## start
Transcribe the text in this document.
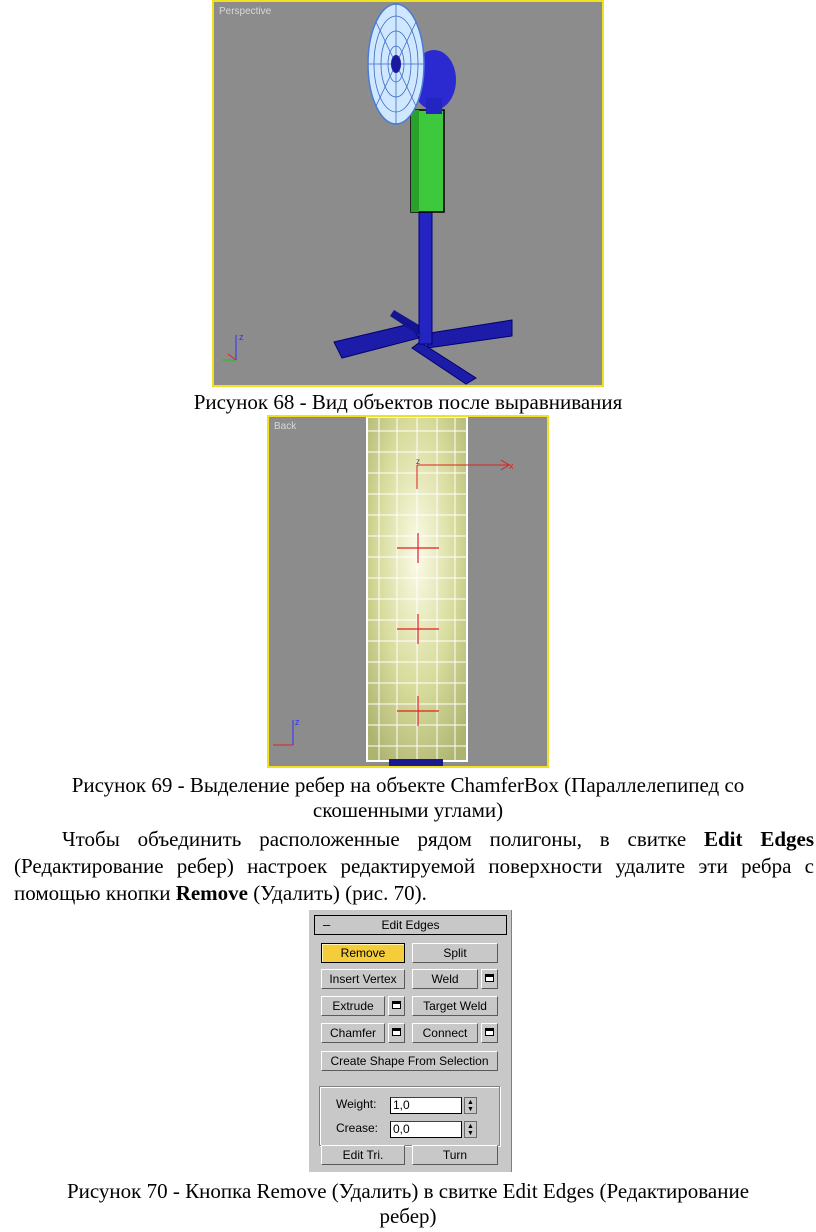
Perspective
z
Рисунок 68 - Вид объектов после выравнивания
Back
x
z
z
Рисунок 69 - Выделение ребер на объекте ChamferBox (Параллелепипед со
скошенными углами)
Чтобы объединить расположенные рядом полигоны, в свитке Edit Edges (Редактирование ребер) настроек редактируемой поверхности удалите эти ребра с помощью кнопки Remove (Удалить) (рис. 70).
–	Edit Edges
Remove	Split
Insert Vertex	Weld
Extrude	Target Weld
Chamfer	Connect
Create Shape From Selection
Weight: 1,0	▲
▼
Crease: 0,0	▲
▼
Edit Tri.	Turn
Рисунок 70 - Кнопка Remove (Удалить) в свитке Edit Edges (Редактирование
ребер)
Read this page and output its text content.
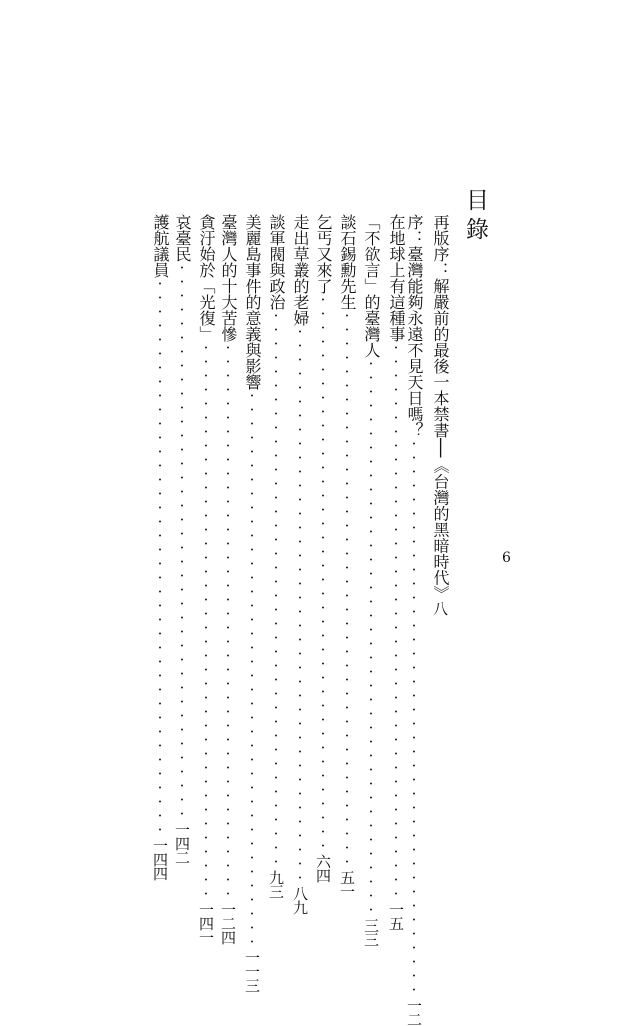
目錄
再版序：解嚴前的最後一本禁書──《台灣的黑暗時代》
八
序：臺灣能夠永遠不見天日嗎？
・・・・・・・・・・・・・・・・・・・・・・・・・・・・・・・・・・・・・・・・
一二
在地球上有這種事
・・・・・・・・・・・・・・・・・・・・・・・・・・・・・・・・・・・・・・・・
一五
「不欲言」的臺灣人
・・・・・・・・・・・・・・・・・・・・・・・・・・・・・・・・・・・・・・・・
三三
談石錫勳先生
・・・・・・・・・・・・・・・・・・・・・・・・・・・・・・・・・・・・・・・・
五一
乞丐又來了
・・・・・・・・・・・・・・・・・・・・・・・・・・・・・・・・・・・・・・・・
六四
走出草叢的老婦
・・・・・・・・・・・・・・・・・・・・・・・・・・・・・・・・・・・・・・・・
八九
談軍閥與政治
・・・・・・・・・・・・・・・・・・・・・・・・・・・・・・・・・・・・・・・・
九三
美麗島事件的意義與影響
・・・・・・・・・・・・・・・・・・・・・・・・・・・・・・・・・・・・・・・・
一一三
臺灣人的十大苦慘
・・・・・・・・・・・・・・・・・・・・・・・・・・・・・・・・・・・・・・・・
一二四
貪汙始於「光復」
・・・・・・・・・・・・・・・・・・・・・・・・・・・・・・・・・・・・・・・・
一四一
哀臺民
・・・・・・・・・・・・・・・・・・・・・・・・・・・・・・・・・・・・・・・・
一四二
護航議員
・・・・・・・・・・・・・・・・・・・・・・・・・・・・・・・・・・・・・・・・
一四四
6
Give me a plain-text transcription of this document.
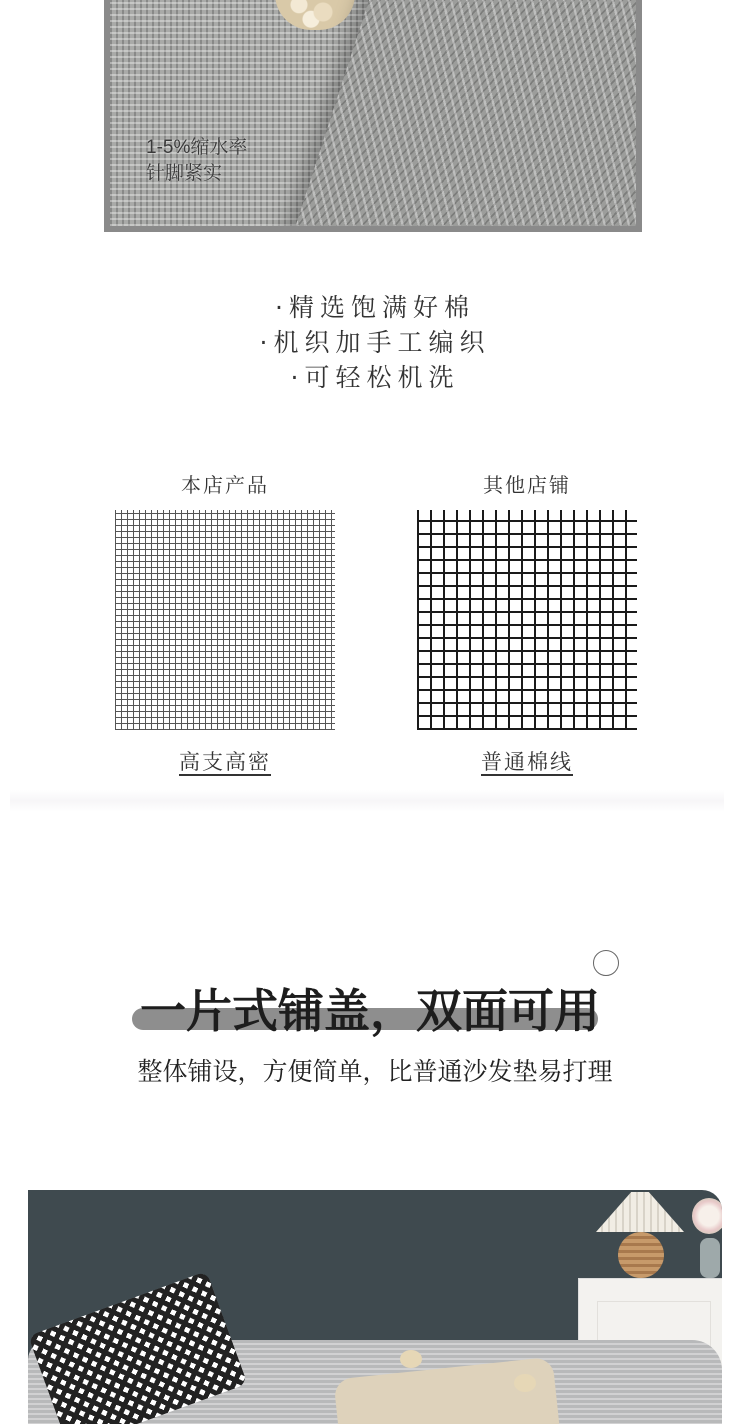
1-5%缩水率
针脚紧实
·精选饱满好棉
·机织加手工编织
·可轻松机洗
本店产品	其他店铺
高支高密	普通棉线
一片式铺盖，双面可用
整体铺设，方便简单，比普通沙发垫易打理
## end
[What you have to do] Reproduce all the entries that precede this task, word for word, minus any pictures.

[Exercise output]
Transcribe the text in this document.
Perspective
z
Рисунок 68 - Вид объектов после выравнивания
Back
x
z
z
Рисунок 69 - Выделение ребер на объекте ChamferBox (Параллелепипед со
скошенными углами)
Чтобы объединить расположенные рядом полигоны, в свитке Edit Edges (Редактирование ребер) настроек редактируемой поверхности удалите эти ребра с помощью кнопки Remove (Удалить) (рис. 70).
–	Edit Edges
Remove	Split
Insert Vertex	Weld
Extrude	Target Weld
Chamfer	Connect
Create Shape From Selection
Weight: 1,0	▲
▼
Crease: 0,0	▲
▼
Edit Tri.	Turn
Рисунок 70 - Кнопка Remove (Удалить) в свитке Edit Edges (Редактирование
ребер)
Read this page and output its text content.
目錄
再版序：解嚴前的最後一本禁書──《台灣的黑暗時代》
八
序：臺灣能夠永遠不見天日嗎？
・・・・・・・・・・・・・・・・・・・・・・・・・・・・・・・・・・・・・・・・
一二
在地球上有這種事
・・・・・・・・・・・・・・・・・・・・・・・・・・・・・・・・・・・・・・・・
一五
「不欲言」的臺灣人
・・・・・・・・・・・・・・・・・・・・・・・・・・・・・・・・・・・・・・・・
三三
談石錫勳先生
・・・・・・・・・・・・・・・・・・・・・・・・・・・・・・・・・・・・・・・・
五一
乞丐又來了
・・・・・・・・・・・・・・・・・・・・・・・・・・・・・・・・・・・・・・・・
六四
走出草叢的老婦
・・・・・・・・・・・・・・・・・・・・・・・・・・・・・・・・・・・・・・・・
八九
談軍閥與政治
・・・・・・・・・・・・・・・・・・・・・・・・・・・・・・・・・・・・・・・・
九三
美麗島事件的意義與影響
・・・・・・・・・・・・・・・・・・・・・・・・・・・・・・・・・・・・・・・・
一一三
臺灣人的十大苦慘
・・・・・・・・・・・・・・・・・・・・・・・・・・・・・・・・・・・・・・・・
一二四
貪汙始於「光復」
・・・・・・・・・・・・・・・・・・・・・・・・・・・・・・・・・・・・・・・・
一四一
哀臺民
・・・・・・・・・・・・・・・・・・・・・・・・・・・・・・・・・・・・・・・・
一四二
護航議員
・・・・・・・・・・・・・・・・・・・・・・・・・・・・・・・・・・・・・・・・
一四四
6
Give me a plain-text transcription of this document.
1-5%缩水率
针脚紧实
·精选饱满好棉
·机织加手工编织
·可轻松机洗
本店产品	其他店铺
高支高密	普通棉线
一片式铺盖，双面可用
整体铺设，方便简单，比普通沙发垫易打理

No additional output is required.